Work out how many lines of the material below mention the word "reaction"; reply with the number only.

[Stored items from a collection]
______________________________

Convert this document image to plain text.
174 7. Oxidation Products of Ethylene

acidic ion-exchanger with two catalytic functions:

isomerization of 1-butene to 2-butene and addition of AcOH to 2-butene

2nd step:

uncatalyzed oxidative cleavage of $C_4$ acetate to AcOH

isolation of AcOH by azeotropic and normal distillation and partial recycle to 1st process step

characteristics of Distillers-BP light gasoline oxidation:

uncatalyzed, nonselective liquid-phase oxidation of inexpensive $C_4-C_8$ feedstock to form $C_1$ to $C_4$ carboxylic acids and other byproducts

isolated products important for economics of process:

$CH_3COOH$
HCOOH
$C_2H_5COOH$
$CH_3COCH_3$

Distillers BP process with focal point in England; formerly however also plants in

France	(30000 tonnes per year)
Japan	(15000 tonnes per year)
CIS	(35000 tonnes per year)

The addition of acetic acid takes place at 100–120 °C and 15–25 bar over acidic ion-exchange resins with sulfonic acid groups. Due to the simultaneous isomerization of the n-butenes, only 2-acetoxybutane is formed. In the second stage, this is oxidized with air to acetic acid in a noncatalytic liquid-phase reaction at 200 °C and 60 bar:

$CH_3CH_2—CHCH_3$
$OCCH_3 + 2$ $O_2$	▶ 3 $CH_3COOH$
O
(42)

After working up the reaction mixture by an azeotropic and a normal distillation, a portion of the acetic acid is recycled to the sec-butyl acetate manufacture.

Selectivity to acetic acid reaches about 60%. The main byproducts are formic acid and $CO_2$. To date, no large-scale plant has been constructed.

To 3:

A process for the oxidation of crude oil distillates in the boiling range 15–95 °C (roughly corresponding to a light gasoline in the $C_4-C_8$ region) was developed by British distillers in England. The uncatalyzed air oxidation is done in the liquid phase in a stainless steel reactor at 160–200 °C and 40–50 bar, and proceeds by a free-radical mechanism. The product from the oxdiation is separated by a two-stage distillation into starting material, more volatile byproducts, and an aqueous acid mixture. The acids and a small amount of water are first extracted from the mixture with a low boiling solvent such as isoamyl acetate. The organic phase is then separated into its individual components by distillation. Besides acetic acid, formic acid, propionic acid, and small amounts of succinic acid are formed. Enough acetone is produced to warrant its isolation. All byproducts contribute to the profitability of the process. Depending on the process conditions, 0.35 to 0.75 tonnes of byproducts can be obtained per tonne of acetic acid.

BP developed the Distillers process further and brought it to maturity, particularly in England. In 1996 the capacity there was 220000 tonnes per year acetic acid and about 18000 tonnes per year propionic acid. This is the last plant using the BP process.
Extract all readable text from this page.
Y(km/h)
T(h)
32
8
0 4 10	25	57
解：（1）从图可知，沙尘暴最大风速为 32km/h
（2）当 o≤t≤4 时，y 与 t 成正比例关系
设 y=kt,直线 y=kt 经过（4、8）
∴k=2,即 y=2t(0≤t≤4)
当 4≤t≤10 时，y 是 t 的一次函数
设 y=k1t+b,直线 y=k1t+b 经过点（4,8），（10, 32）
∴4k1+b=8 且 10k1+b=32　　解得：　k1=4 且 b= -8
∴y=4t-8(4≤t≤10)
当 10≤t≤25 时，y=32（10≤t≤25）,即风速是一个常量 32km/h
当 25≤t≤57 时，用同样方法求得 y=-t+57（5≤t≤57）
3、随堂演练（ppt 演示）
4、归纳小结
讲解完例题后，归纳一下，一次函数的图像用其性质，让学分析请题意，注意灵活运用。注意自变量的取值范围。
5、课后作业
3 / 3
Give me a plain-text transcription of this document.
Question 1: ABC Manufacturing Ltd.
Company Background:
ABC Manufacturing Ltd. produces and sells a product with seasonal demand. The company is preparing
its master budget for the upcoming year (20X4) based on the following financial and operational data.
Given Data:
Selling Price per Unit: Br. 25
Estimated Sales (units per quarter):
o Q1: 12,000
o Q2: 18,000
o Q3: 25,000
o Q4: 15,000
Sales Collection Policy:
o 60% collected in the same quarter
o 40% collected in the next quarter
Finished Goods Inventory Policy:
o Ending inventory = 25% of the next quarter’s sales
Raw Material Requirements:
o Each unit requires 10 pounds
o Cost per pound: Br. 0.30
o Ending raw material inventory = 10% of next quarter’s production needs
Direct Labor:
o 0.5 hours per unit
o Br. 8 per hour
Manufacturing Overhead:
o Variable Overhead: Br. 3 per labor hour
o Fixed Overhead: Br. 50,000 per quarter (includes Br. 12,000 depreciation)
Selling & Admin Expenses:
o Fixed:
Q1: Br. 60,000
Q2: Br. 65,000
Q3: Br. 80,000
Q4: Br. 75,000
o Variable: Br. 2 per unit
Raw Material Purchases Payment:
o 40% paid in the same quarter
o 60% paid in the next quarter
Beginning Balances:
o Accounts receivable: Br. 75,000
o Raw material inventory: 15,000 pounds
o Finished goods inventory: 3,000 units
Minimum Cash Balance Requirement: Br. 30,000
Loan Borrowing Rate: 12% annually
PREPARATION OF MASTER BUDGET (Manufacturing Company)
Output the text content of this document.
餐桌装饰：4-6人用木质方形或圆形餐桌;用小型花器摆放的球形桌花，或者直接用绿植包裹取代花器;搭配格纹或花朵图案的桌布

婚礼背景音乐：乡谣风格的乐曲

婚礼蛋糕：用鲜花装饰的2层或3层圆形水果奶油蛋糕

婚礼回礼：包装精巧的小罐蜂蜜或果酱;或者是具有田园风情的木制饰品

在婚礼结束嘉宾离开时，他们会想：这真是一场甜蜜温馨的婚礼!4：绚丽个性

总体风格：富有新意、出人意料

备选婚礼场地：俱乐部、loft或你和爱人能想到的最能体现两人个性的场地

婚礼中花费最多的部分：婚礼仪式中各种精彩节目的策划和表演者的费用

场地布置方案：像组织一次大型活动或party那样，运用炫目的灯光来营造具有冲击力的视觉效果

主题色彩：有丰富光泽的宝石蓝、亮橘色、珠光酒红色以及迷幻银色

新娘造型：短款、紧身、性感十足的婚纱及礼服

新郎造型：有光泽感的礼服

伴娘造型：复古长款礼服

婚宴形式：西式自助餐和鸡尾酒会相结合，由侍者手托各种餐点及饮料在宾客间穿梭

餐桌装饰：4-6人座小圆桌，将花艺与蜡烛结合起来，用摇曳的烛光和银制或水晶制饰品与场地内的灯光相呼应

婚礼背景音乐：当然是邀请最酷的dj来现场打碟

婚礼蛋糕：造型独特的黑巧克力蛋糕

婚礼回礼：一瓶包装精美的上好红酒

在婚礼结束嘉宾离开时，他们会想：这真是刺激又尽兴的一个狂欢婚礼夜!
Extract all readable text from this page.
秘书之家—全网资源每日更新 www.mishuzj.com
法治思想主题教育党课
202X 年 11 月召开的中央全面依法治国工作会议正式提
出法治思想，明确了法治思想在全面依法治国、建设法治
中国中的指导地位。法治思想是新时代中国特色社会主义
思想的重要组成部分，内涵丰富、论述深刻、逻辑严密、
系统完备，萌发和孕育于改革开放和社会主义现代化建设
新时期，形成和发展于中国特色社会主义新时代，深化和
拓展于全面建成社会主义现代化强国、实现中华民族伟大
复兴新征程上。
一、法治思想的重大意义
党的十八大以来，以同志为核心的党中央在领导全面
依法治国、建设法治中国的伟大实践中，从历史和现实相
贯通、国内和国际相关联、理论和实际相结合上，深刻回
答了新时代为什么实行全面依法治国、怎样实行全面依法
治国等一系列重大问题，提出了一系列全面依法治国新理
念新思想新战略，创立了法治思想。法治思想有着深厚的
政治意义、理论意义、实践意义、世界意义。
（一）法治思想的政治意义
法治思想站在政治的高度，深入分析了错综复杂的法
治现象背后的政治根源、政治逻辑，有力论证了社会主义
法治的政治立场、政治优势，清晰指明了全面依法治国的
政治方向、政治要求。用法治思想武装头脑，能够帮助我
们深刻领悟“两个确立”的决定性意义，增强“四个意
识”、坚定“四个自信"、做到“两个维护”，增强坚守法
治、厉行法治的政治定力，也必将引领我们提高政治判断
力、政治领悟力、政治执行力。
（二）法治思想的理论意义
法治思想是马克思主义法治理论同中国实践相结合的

______________________________

* **ANSWER TO THE EXERCISE**: 2